* [Prompt]:
Your answer should be one number: how many lines of the records hold the string "title".

[Start Data to process]

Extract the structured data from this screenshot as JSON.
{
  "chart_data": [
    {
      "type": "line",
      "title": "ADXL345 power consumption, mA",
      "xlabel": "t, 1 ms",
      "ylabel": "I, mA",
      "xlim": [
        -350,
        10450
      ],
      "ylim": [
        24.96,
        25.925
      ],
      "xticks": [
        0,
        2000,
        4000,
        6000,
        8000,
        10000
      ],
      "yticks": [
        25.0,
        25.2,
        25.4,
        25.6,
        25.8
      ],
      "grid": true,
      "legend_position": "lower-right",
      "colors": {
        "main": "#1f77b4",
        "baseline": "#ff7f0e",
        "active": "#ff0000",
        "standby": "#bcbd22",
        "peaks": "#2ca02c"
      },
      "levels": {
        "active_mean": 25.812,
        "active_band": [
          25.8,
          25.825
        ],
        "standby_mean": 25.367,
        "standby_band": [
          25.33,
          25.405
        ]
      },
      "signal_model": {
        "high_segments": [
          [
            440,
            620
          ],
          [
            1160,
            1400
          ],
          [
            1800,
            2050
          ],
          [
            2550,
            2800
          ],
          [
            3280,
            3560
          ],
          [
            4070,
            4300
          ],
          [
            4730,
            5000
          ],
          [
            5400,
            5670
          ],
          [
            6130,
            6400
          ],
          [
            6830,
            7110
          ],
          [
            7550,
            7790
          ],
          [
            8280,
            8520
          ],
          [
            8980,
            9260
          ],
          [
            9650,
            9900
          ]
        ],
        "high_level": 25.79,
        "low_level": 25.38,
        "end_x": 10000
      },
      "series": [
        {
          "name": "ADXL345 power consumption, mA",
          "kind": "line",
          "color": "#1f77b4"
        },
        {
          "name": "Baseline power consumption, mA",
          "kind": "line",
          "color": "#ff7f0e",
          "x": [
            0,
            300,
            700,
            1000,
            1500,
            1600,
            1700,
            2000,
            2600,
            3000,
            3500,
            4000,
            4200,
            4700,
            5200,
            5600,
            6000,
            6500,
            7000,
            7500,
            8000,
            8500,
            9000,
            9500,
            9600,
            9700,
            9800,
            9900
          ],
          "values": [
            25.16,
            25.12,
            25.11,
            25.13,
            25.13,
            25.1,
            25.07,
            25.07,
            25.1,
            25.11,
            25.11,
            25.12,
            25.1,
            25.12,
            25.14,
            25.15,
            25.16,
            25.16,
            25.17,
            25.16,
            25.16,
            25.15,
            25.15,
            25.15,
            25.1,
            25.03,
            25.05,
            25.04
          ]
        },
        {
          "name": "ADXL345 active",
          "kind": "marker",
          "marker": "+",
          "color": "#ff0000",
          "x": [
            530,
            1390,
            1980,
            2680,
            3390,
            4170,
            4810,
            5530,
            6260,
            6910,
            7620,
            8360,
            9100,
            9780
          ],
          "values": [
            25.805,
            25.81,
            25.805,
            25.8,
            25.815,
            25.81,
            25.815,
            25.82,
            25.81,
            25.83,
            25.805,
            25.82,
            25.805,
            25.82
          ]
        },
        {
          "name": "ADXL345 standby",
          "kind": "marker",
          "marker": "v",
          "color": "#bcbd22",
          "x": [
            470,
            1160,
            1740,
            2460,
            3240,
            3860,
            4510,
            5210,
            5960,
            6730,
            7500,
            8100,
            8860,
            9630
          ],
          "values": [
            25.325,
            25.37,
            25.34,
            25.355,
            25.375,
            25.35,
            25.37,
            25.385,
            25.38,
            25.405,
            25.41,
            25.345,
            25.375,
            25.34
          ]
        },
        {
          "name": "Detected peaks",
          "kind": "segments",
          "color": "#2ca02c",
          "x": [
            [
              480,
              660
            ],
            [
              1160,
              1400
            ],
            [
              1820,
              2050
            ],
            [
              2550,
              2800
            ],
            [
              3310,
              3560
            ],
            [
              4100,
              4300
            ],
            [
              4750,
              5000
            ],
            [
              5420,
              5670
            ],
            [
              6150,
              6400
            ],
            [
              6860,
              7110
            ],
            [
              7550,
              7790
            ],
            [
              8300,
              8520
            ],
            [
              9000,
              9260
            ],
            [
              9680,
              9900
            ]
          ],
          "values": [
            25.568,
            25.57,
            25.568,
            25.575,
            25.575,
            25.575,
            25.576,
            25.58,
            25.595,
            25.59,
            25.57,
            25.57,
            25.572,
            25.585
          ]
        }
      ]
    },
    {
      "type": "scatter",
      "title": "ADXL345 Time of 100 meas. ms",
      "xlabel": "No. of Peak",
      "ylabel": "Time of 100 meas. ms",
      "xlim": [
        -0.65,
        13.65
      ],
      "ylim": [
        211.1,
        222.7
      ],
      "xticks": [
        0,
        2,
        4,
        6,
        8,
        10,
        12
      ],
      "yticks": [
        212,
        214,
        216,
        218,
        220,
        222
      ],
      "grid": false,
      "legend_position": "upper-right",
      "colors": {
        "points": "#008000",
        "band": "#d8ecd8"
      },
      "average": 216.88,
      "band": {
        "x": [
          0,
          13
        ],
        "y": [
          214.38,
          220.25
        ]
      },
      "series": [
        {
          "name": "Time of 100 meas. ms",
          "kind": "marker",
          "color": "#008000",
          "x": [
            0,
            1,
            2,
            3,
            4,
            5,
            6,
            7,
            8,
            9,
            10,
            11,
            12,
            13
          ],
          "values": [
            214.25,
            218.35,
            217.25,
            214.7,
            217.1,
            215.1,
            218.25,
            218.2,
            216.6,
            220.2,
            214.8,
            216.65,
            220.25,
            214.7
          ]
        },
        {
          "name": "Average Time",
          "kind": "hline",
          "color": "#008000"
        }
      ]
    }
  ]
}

[End Data to process]

* [Result]:
2